[Task objective]
Reproduce the listing below without any change.

---+---

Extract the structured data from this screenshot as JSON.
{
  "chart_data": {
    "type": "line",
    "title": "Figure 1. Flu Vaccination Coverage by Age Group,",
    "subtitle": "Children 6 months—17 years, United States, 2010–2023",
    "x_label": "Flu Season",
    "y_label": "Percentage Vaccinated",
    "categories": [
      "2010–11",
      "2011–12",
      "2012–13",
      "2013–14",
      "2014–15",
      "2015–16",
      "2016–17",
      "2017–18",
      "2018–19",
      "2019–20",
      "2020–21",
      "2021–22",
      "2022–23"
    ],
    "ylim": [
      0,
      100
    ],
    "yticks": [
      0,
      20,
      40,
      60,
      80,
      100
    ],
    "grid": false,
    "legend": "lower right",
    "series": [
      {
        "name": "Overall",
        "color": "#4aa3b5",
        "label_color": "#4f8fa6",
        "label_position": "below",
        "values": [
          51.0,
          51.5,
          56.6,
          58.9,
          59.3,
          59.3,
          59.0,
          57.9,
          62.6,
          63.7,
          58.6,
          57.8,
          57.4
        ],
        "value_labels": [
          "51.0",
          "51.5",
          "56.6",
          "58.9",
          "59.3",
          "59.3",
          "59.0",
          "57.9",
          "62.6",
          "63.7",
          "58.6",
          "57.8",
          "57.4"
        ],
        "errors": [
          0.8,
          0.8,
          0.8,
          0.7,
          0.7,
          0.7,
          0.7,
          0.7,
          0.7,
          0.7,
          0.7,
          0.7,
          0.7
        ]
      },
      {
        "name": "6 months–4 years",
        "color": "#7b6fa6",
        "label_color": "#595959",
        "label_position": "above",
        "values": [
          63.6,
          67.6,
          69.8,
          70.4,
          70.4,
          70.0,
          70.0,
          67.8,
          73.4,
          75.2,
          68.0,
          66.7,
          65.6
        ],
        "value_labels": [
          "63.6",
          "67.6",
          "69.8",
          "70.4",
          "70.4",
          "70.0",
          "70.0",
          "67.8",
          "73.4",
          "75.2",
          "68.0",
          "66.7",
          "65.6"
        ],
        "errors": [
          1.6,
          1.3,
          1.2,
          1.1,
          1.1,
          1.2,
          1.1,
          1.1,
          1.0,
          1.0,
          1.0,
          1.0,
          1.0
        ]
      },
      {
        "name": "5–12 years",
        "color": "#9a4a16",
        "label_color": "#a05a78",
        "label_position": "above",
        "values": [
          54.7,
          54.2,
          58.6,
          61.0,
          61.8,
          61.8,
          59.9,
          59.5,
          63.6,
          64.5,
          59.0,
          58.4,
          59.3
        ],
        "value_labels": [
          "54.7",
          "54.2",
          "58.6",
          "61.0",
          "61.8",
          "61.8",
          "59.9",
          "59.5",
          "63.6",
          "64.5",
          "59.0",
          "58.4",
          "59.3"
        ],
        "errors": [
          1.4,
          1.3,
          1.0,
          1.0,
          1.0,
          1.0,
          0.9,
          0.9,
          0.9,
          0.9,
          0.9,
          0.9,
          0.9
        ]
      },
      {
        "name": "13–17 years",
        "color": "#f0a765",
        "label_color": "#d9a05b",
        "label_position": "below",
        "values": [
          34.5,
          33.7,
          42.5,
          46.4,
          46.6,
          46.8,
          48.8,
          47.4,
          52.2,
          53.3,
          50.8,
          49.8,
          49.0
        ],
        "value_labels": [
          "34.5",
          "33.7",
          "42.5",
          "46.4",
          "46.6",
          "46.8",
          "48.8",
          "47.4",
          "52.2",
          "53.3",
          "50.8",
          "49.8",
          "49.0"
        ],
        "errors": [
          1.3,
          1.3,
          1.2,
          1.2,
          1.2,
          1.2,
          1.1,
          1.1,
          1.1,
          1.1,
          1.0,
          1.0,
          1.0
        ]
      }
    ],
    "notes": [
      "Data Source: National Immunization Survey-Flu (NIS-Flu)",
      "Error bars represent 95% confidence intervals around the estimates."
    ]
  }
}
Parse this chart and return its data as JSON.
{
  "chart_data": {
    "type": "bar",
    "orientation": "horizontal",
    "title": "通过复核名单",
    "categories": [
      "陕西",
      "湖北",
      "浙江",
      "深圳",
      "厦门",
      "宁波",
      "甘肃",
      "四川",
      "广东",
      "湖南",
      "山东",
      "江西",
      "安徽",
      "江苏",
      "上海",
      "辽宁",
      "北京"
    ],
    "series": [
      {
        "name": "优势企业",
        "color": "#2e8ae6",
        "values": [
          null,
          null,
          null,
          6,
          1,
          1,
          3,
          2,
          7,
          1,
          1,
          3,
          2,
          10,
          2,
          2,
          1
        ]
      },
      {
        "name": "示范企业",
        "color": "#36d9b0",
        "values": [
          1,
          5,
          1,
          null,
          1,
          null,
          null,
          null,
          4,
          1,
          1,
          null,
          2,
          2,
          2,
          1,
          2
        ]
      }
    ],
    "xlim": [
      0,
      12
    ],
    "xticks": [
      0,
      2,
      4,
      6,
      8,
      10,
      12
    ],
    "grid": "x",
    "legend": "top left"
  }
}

---+---

[The answer]
Extract the structured data from this screenshot as JSON.
{
  "chart_data": {
    "type": "line",
    "title": "Figure 1. Flu Vaccination Coverage by Age Group,",
    "subtitle": "Children 6 months—17 years, United States, 2010–2023",
    "x_label": "Flu Season",
    "y_label": "Percentage Vaccinated",
    "categories": [
      "2010–11",
      "2011–12",
      "2012–13",
      "2013–14",
      "2014–15",
      "2015–16",
      "2016–17",
      "2017–18",
      "2018–19",
      "2019–20",
      "2020–21",
      "2021–22",
      "2022–23"
    ],
    "ylim": [
      0,
      100
    ],
    "yticks": [
      0,
      20,
      40,
      60,
      80,
      100
    ],
    "grid": false,
    "legend": "lower right",
    "series": [
      {
        "name": "Overall",
        "color": "#4aa3b5",
        "label_color": "#4f8fa6",
        "label_position": "below",
        "values": [
          51.0,
          51.5,
          56.6,
          58.9,
          59.3,
          59.3,
          59.0,
          57.9,
          62.6,
          63.7,
          58.6,
          57.8,
          57.4
        ],
        "value_labels": [
          "51.0",
          "51.5",
          "56.6",
          "58.9",
          "59.3",
          "59.3",
          "59.0",
          "57.9",
          "62.6",
          "63.7",
          "58.6",
          "57.8",
          "57.4"
        ],
        "errors": [
          0.8,
          0.8,
          0.8,
          0.7,
          0.7,
          0.7,
          0.7,
          0.7,
          0.7,
          0.7,
          0.7,
          0.7,
          0.7
        ]
      },
      {
        "name": "6 months–4 years",
        "color": "#7b6fa6",
        "label_color": "#595959",
        "label_position": "above",
        "values": [
          63.6,
          67.6,
          69.8,
          70.4,
          70.4,
          70.0,
          70.0,
          67.8,
          73.4,
          75.2,
          68.0,
          66.7,
          65.6
        ],
        "value_labels": [
          "63.6",
          "67.6",
          "69.8",
          "70.4",
          "70.4",
          "70.0",
          "70.0",
          "67.8",
          "73.4",
          "75.2",
          "68.0",
          "66.7",
          "65.6"
        ],
        "errors": [
          1.6,
          1.3,
          1.2,
          1.1,
          1.1,
          1.2,
          1.1,
          1.1,
          1.0,
          1.0,
          1.0,
          1.0,
          1.0
        ]
      },
      {
        "name": "5–12 years",
        "color": "#9a4a16",
        "label_color": "#a05a78",
        "label_position": "above",
        "values": [
          54.7,
          54.2,
          58.6,
          61.0,
          61.8,
          61.8,
          59.9,
          59.5,
          63.6,
          64.5,
          59.0,
          58.4,
          59.3
        ],
        "value_labels": [
          "54.7",
          "54.2",
          "58.6",
          "61.0",
          "61.8",
          "61.8",
          "59.9",
          "59.5",
          "63.6",
          "64.5",
          "59.0",
          "58.4",
          "59.3"
        ],
        "errors": [
          1.4,
          1.3,
          1.0,
          1.0,
          1.0,
          1.0,
          0.9,
          0.9,
          0.9,
          0.9,
          0.9,
          0.9,
          0.9
        ]
      },
      {
        "name": "13–17 years",
        "color": "#f0a765",
        "label_color": "#d9a05b",
        "label_position": "below",
        "values": [
          34.5,
          33.7,
          42.5,
          46.4,
          46.6,
          46.8,
          48.8,
          47.4,
          52.2,
          53.3,
          50.8,
          49.8,
          49.0
        ],
        "value_labels": [
          "34.5",
          "33.7",
          "42.5",
          "46.4",
          "46.6",
          "46.8",
          "48.8",
          "47.4",
          "52.2",
          "53.3",
          "50.8",
          "49.8",
          "49.0"
        ],
        "errors": [
          1.3,
          1.3,
          1.2,
          1.2,
          1.2,
          1.2,
          1.1,
          1.1,
          1.1,
          1.1,
          1.0,
          1.0,
          1.0
        ]
      }
    ],
    "notes": [
      "Data Source: National Immunization Survey-Flu (NIS-Flu)",
      "Error bars represent 95% confidence intervals around the estimates."
    ]
  }
}
Parse this chart and return its data as JSON.
{
  "chart_data": {
    "type": "bar",
    "orientation": "horizontal",
    "title": "通过复核名单",
    "categories": [
      "陕西",
      "湖北",
      "浙江",
      "深圳",
      "厦门",
      "宁波",
      "甘肃",
      "四川",
      "广东",
      "湖南",
      "山东",
      "江西",
      "安徽",
      "江苏",
      "上海",
      "辽宁",
      "北京"
    ],
    "series": [
      {
        "name": "优势企业",
        "color": "#2e8ae6",
        "values": [
          null,
          null,
          null,
          6,
          1,
          1,
          3,
          2,
          7,
          1,
          1,
          3,
          2,
          10,
          2,
          2,
          1
        ]
      },
      {
        "name": "示范企业",
        "color": "#36d9b0",
        "values": [
          1,
          5,
          1,
          null,
          1,
          null,
          null,
          null,
          4,
          1,
          1,
          null,
          2,
          2,
          2,
          1,
          2
        ]
      }
    ],
    "xlim": [
      0,
      12
    ],
    "xticks": [
      0,
      2,
      4,
      6,
      8,
      10,
      12
    ],
    "grid": "x",
    "legend": "top left"
  }
}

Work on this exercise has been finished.